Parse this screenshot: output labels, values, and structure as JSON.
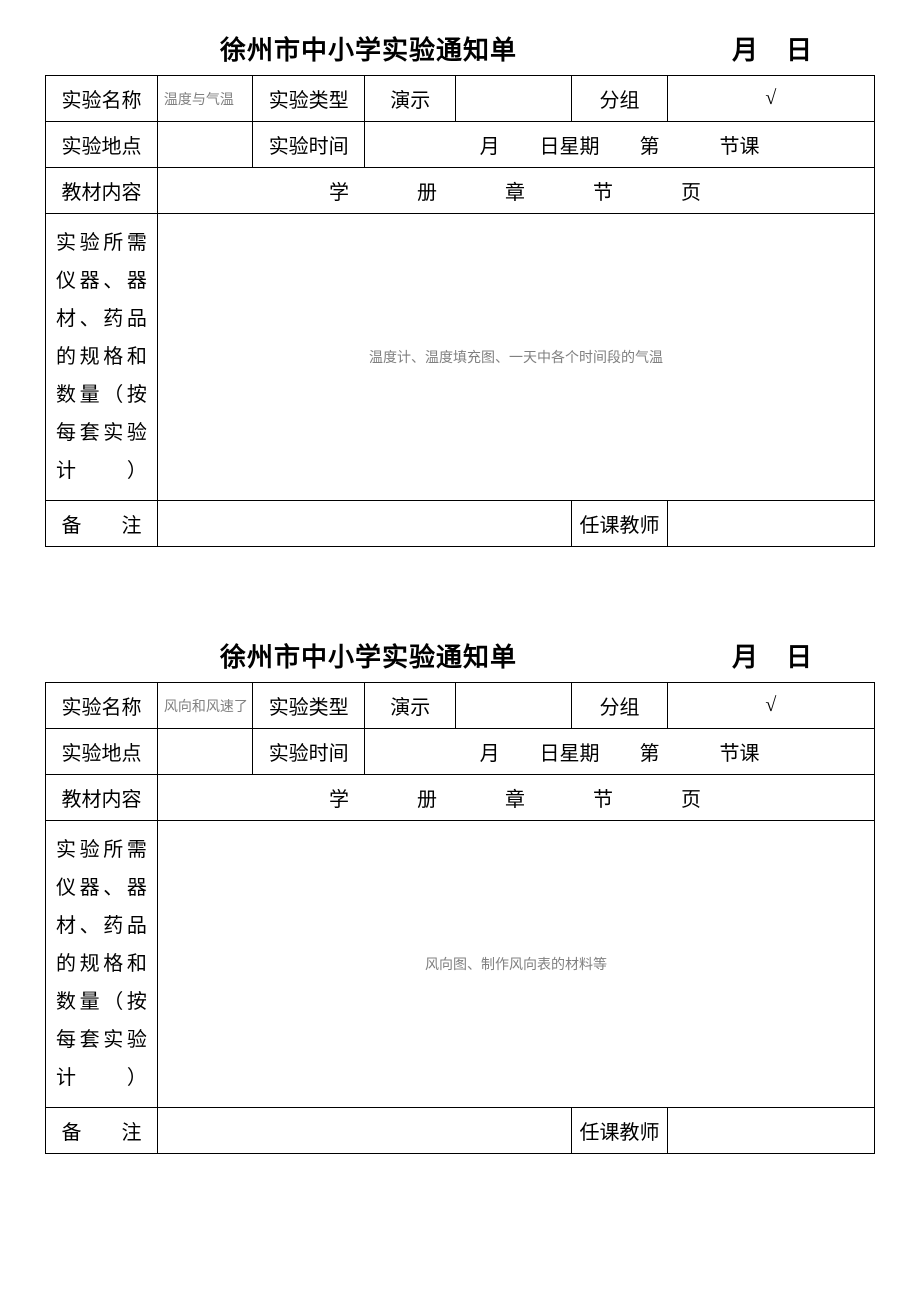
{
  "forms": [
    {
      "title": "徐州市中小学实验通知单",
      "date_suffix": "月日",
      "labels": {
        "exp_name": "实验名称",
        "exp_type": "实验类型",
        "demo": "演示",
        "group": "分组",
        "location": "实验地点",
        "time": "实验时间",
        "time_value": "月　　日星期　　第　　　节课",
        "content": "教材内容",
        "content_value": "学　　　册　　　章　　　节　　　页",
        "materials": "实验所需仪器、器材、药品的规格和数量（按每套实验计）",
        "remark": "备　　注",
        "teacher": "任课教师"
      },
      "values": {
        "exp_name": "温度与气温",
        "group_check": "√",
        "materials": "温度计、温度填充图、一天中各个时间段的气温"
      }
    },
    {
      "title": "徐州市中小学实验通知单",
      "date_suffix": "月日",
      "labels": {
        "exp_name": "实验名称",
        "exp_type": "实验类型",
        "demo": "演示",
        "group": "分组",
        "location": "实验地点",
        "time": "实验时间",
        "time_value": "月　　日星期　　第　　　节课",
        "content": "教材内容",
        "content_value": "学　　　册　　　章　　　节　　　页",
        "materials": "实验所需仪器、器材、药品的规格和数量（按每套实验计）",
        "remark": "备　　注",
        "teacher": "任课教师"
      },
      "values": {
        "exp_name": "风向和风速了",
        "group_check": "√",
        "materials": "风向图、制作风向表的材料等"
      }
    }
  ],
  "colors": {
    "text": "#000000",
    "gray_text": "#808080",
    "border": "#000000",
    "background": "#ffffff"
  }
}
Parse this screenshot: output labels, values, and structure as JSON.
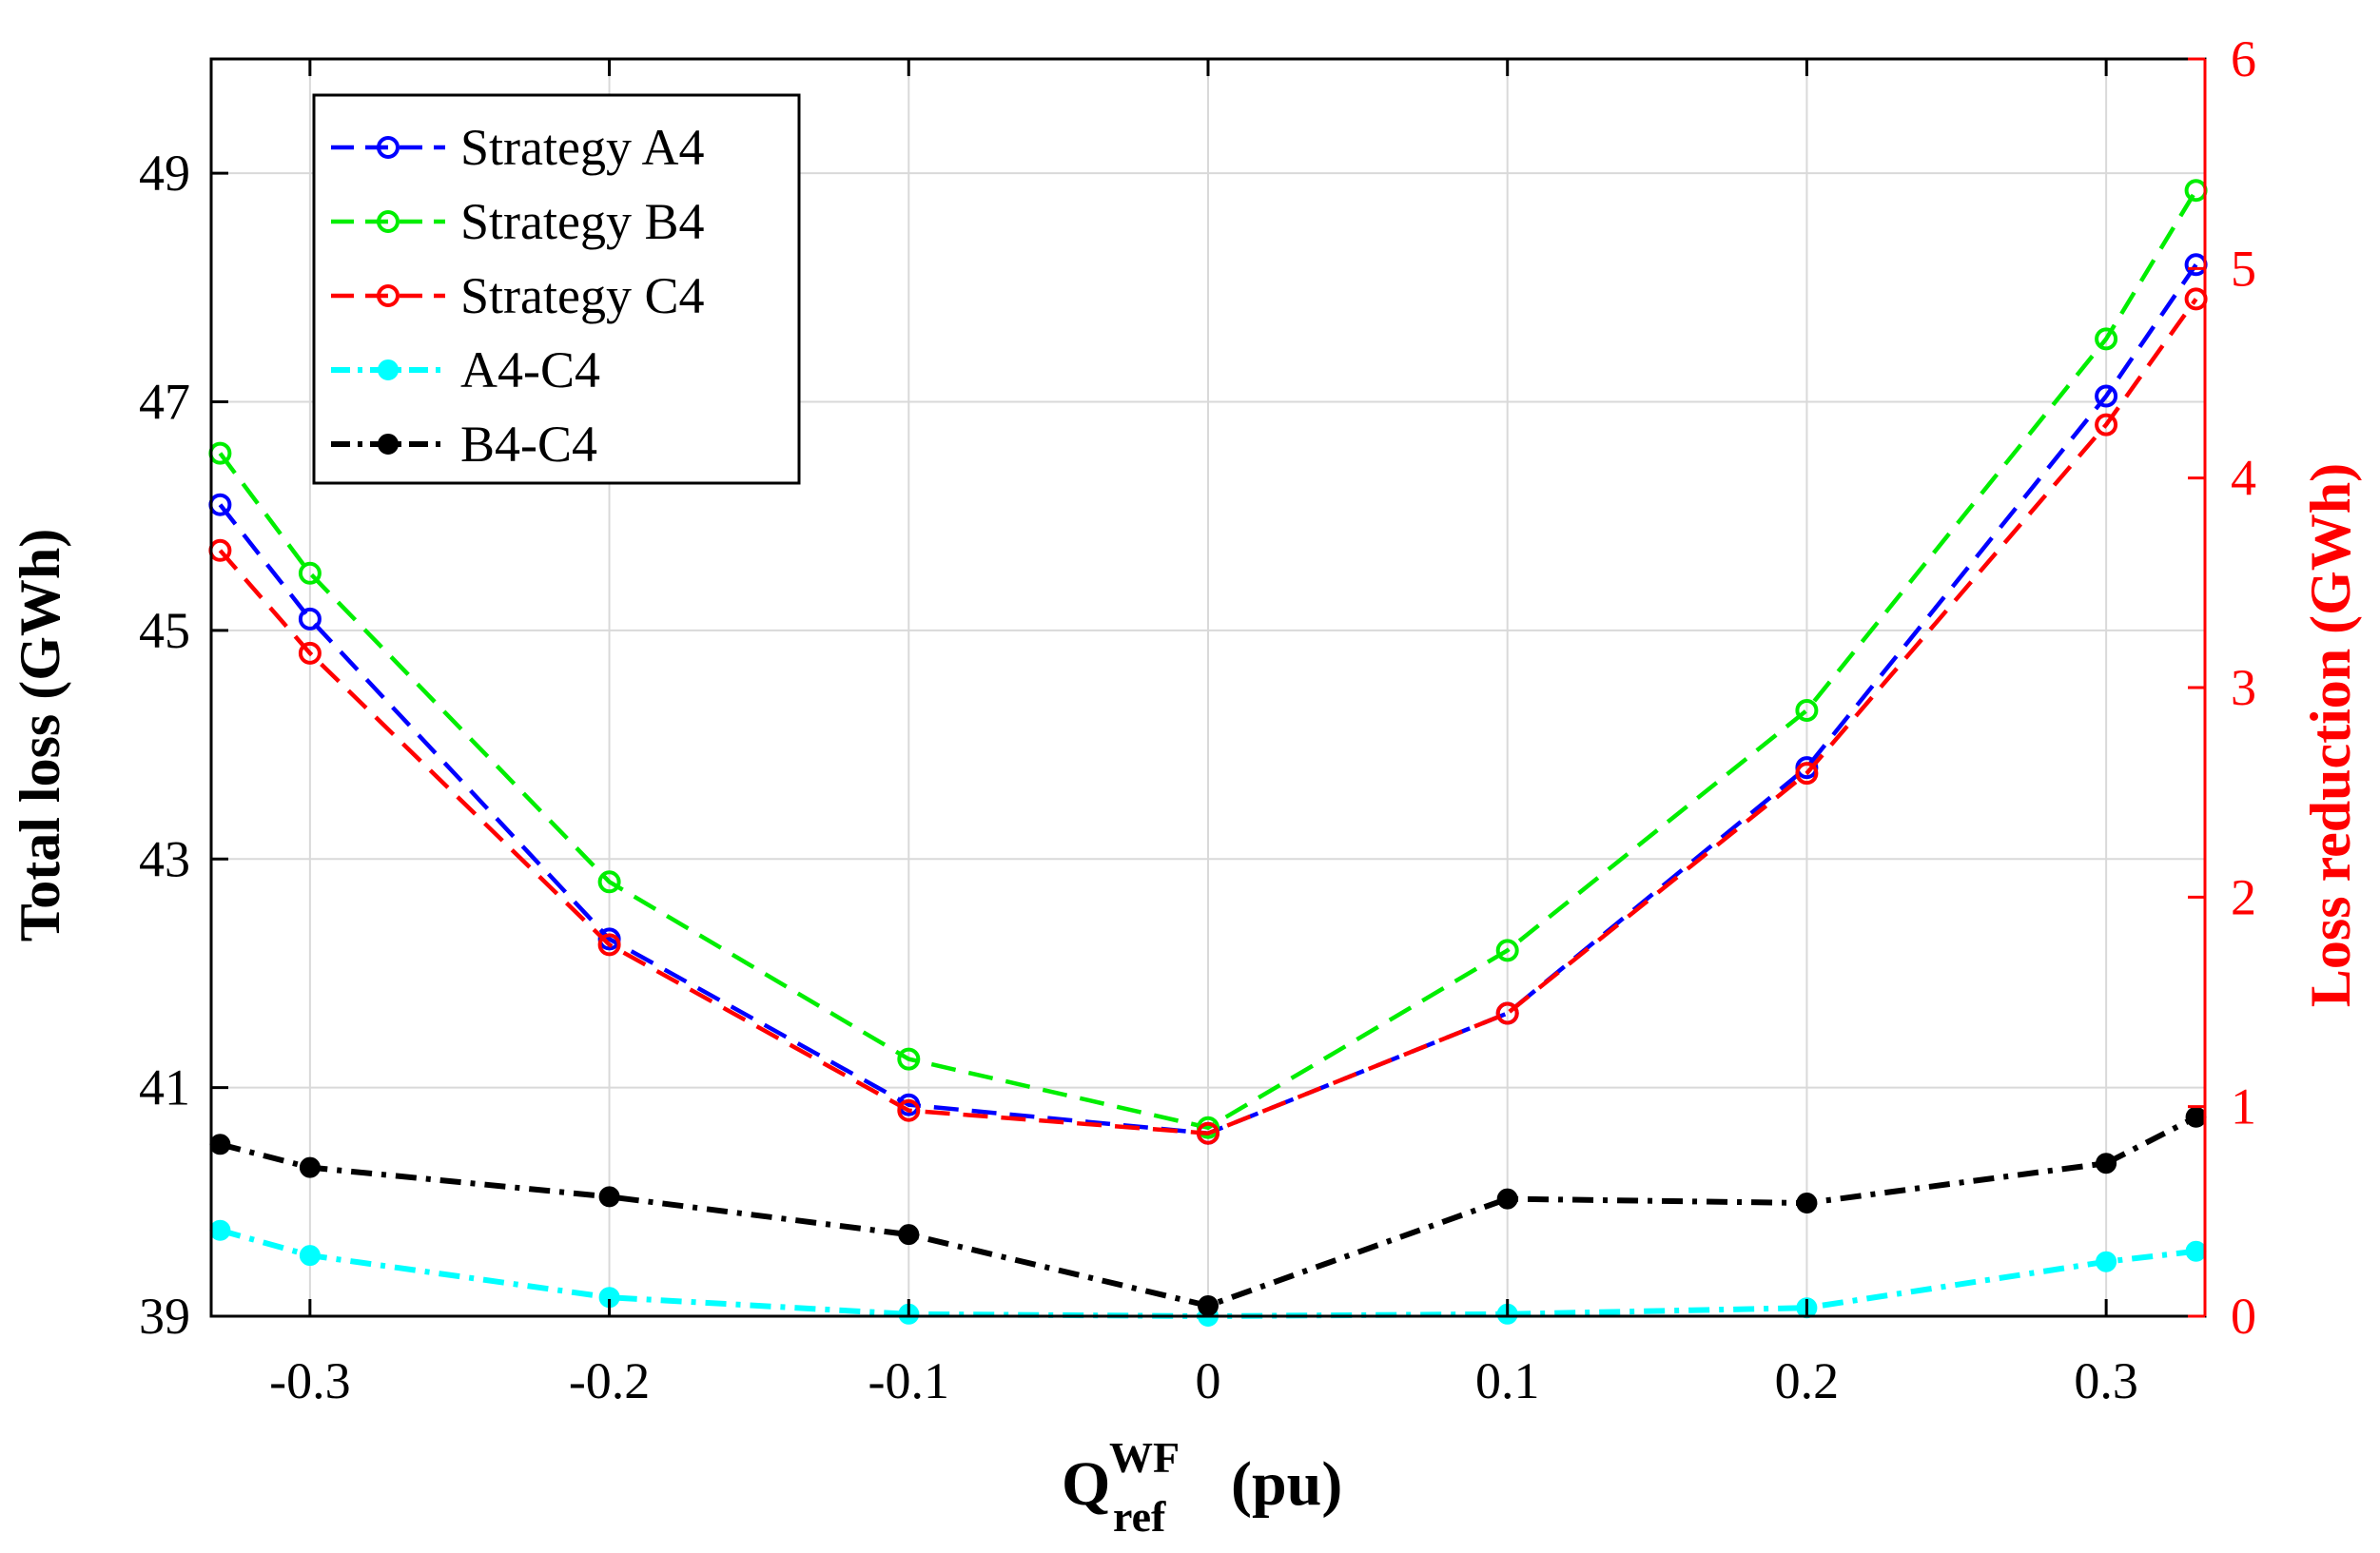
{
  "chart_data": {
    "type": "line",
    "ylabel": "Total loss (GWh)",
    "y2label": "Loss reduction (GWh)",
    "xlabel": {
      "base": "Q",
      "superscript": "WF",
      "subscript": "ref",
      "unit": "(pu)"
    },
    "xlim": [
      -0.333,
      0.333
    ],
    "ylim": [
      39,
      50
    ],
    "y2lim": [
      0,
      6
    ],
    "xticks": [
      -0.3,
      -0.2,
      -0.1,
      0,
      0.1,
      0.2,
      0.3
    ],
    "xtick_labels": [
      "-0.3",
      "-0.2",
      "-0.1",
      "0",
      "0.1",
      "0.2",
      "0.3"
    ],
    "yticks": [
      39,
      41,
      43,
      45,
      47,
      49
    ],
    "ytick_labels": [
      "39",
      "41",
      "43",
      "45",
      "47",
      "49"
    ],
    "y2ticks": [
      0,
      1,
      2,
      3,
      4,
      5,
      6
    ],
    "y2tick_labels": [
      "0",
      "1",
      "2",
      "3",
      "4",
      "5",
      "6"
    ],
    "grid": true,
    "legend_position": "top-left",
    "x": [
      -0.33,
      -0.3,
      -0.2,
      -0.1,
      0,
      0.1,
      0.2,
      0.3,
      0.33
    ],
    "series": [
      {
        "name": "Strategy A4",
        "axis": "left",
        "color": "#0000ff",
        "style": "dashed",
        "marker": "open-circle",
        "values": [
          46.1,
          45.1,
          42.3,
          40.85,
          40.6,
          41.65,
          43.8,
          47.05,
          48.2
        ]
      },
      {
        "name": "Strategy B4",
        "axis": "left",
        "color": "#00ee00",
        "style": "dashed",
        "marker": "open-circle",
        "values": [
          46.55,
          45.5,
          42.8,
          41.25,
          40.65,
          42.2,
          44.3,
          47.55,
          48.85
        ]
      },
      {
        "name": "Strategy C4",
        "axis": "left",
        "color": "#ff0000",
        "style": "dashed",
        "marker": "open-circle",
        "values": [
          45.7,
          44.8,
          42.25,
          40.8,
          40.6,
          41.65,
          43.75,
          46.8,
          47.9
        ]
      },
      {
        "name": "A4-C4",
        "axis": "right",
        "color": "#00ffff",
        "style": "dashdot",
        "marker": "filled-circle",
        "values": [
          0.41,
          0.29,
          0.09,
          0.01,
          0.0,
          0.01,
          0.04,
          0.26,
          0.31
        ]
      },
      {
        "name": "B4-C4",
        "axis": "right",
        "color": "#000000",
        "style": "dashdot",
        "marker": "filled-circle",
        "values": [
          0.82,
          0.71,
          0.57,
          0.39,
          0.05,
          0.56,
          0.54,
          0.73,
          0.95
        ]
      }
    ]
  }
}
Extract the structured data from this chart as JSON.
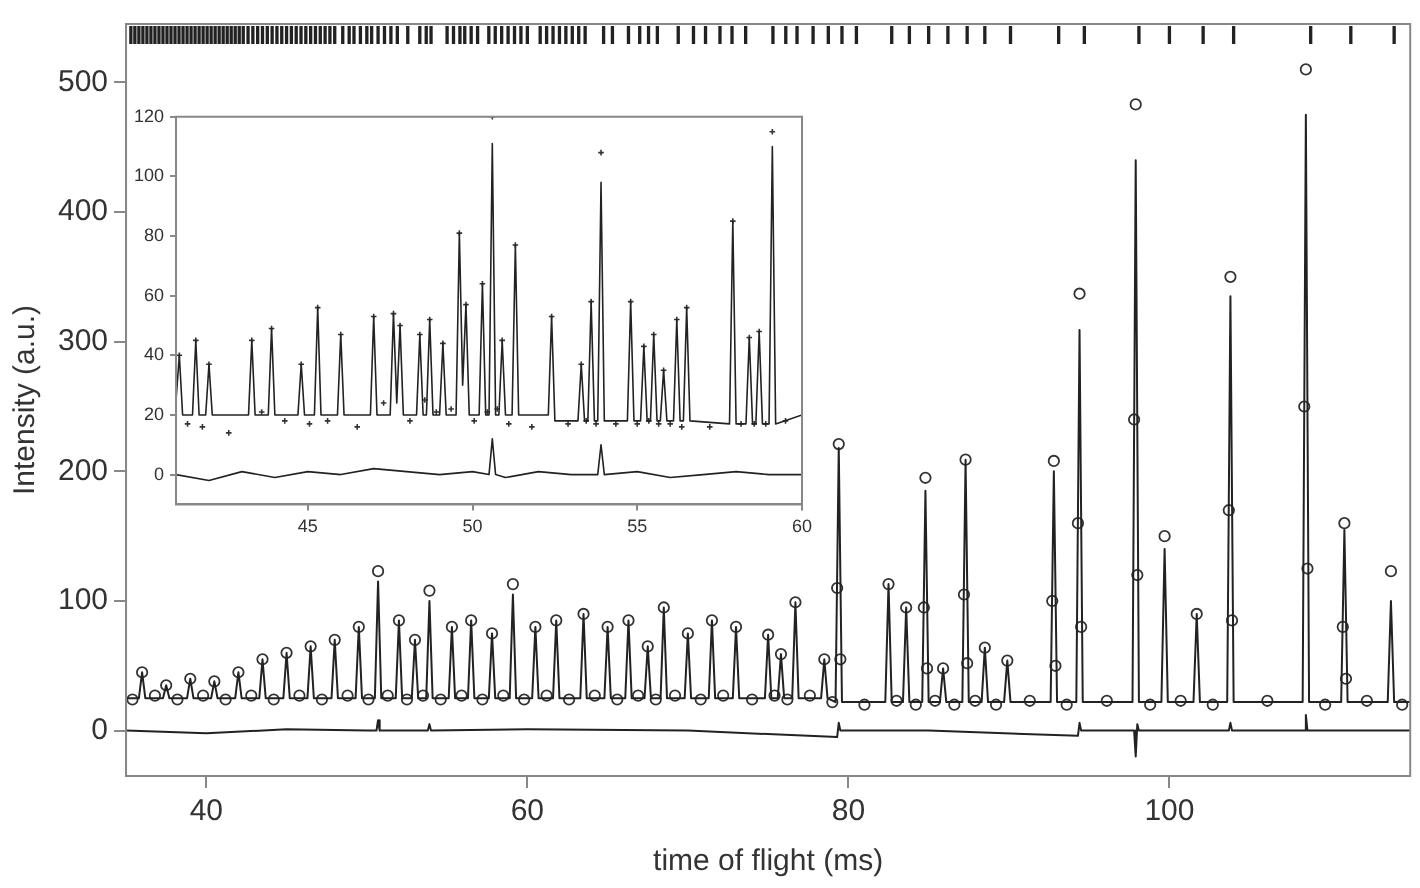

☆ ☆ ☆ ☆

Short task —
Write out the whole listing again, exactly, with no pictures.

Exercise answer —
Parse this screenshot: output labels, values, and structure as JSON.
{
  "forms": [
    {
      "title": "徐州市中小学实验通知单",
      "date_suffix": "月日",
      "labels": {
        "exp_name": "实验名称",
        "exp_type": "实验类型",
        "demo": "演示",
        "group": "分组",
        "location": "实验地点",
        "time": "实验时间",
        "time_value": "月　　日星期　　第　　　节课",
        "content": "教材内容",
        "content_value": "学　　　册　　　章　　　节　　　页",
        "materials": "实验所需仪器、器材、药品的规格和数量（按每套实验计）",
        "remark": "备　　注",
        "teacher": "任课教师"
      },
      "values": {
        "exp_name": "温度与气温",
        "group_check": "√",
        "materials": "温度计、温度填充图、一天中各个时间段的气温"
      }
    },
    {
      "title": "徐州市中小学实验通知单",
      "date_suffix": "月日",
      "labels": {
        "exp_name": "实验名称",
        "exp_type": "实验类型",
        "demo": "演示",
        "group": "分组",
        "location": "实验地点",
        "time": "实验时间",
        "time_value": "月　　日星期　　第　　　节课",
        "content": "教材内容",
        "content_value": "学　　　册　　　章　　　节　　　页",
        "materials": "实验所需仪器、器材、药品的规格和数量（按每套实验计）",
        "remark": "备　　注",
        "teacher": "任课教师"
      },
      "values": {
        "exp_name": "风向和风速了",
        "group_check": "√",
        "materials": "风向图、制作风向表的材料等"
      }
    }
  ],
  "colors": {
    "text": "#000000",
    "gray_text": "#808080",
    "border": "#000000",
    "background": "#ffffff"
  }
}
Parse this screenshot: output labels, values, and structure as JSON.
{
  "chart_data": {
    "type": "line",
    "ylabel": "Total loss (GWh)",
    "y2label": "Loss reduction (GWh)",
    "xlabel": {
      "base": "Q",
      "superscript": "WF",
      "subscript": "ref",
      "unit": "(pu)"
    },
    "xlim": [
      -0.333,
      0.333
    ],
    "ylim": [
      39,
      50
    ],
    "y2lim": [
      0,
      6
    ],
    "xticks": [
      -0.3,
      -0.2,
      -0.1,
      0,
      0.1,
      0.2,
      0.3
    ],
    "xtick_labels": [
      "-0.3",
      "-0.2",
      "-0.1",
      "0",
      "0.1",
      "0.2",
      "0.3"
    ],
    "yticks": [
      39,
      41,
      43,
      45,
      47,
      49
    ],
    "ytick_labels": [
      "39",
      "41",
      "43",
      "45",
      "47",
      "49"
    ],
    "y2ticks": [
      0,
      1,
      2,
      3,
      4,
      5,
      6
    ],
    "y2tick_labels": [
      "0",
      "1",
      "2",
      "3",
      "4",
      "5",
      "6"
    ],
    "grid": true,
    "legend_position": "top-left",
    "x": [
      -0.33,
      -0.3,
      -0.2,
      -0.1,
      0,
      0.1,
      0.2,
      0.3,
      0.33
    ],
    "series": [
      {
        "name": "Strategy A4",
        "axis": "left",
        "color": "#0000ff",
        "style": "dashed",
        "marker": "open-circle",
        "values": [
          46.1,
          45.1,
          42.3,
          40.85,
          40.6,
          41.65,
          43.8,
          47.05,
          48.2
        ]
      },
      {
        "name": "Strategy B4",
        "axis": "left",
        "color": "#00ee00",
        "style": "dashed",
        "marker": "open-circle",
        "values": [
          46.55,
          45.5,
          42.8,
          41.25,
          40.65,
          42.2,
          44.3,
          47.55,
          48.85
        ]
      },
      {
        "name": "Strategy C4",
        "axis": "left",
        "color": "#ff0000",
        "style": "dashed",
        "marker": "open-circle",
        "values": [
          45.7,
          44.8,
          42.25,
          40.8,
          40.6,
          41.65,
          43.75,
          46.8,
          47.9
        ]
      },
      {
        "name": "A4-C4",
        "axis": "right",
        "color": "#00ffff",
        "style": "dashdot",
        "marker": "filled-circle",
        "values": [
          0.41,
          0.29,
          0.09,
          0.01,
          0.0,
          0.01,
          0.04,
          0.26,
          0.31
        ]
      },
      {
        "name": "B4-C4",
        "axis": "right",
        "color": "#000000",
        "style": "dashdot",
        "marker": "filled-circle",
        "values": [
          0.82,
          0.71,
          0.57,
          0.39,
          0.05,
          0.56,
          0.54,
          0.73,
          0.95
        ]
      }
    ]
  }
}
Extract the structured data from this chart as JSON.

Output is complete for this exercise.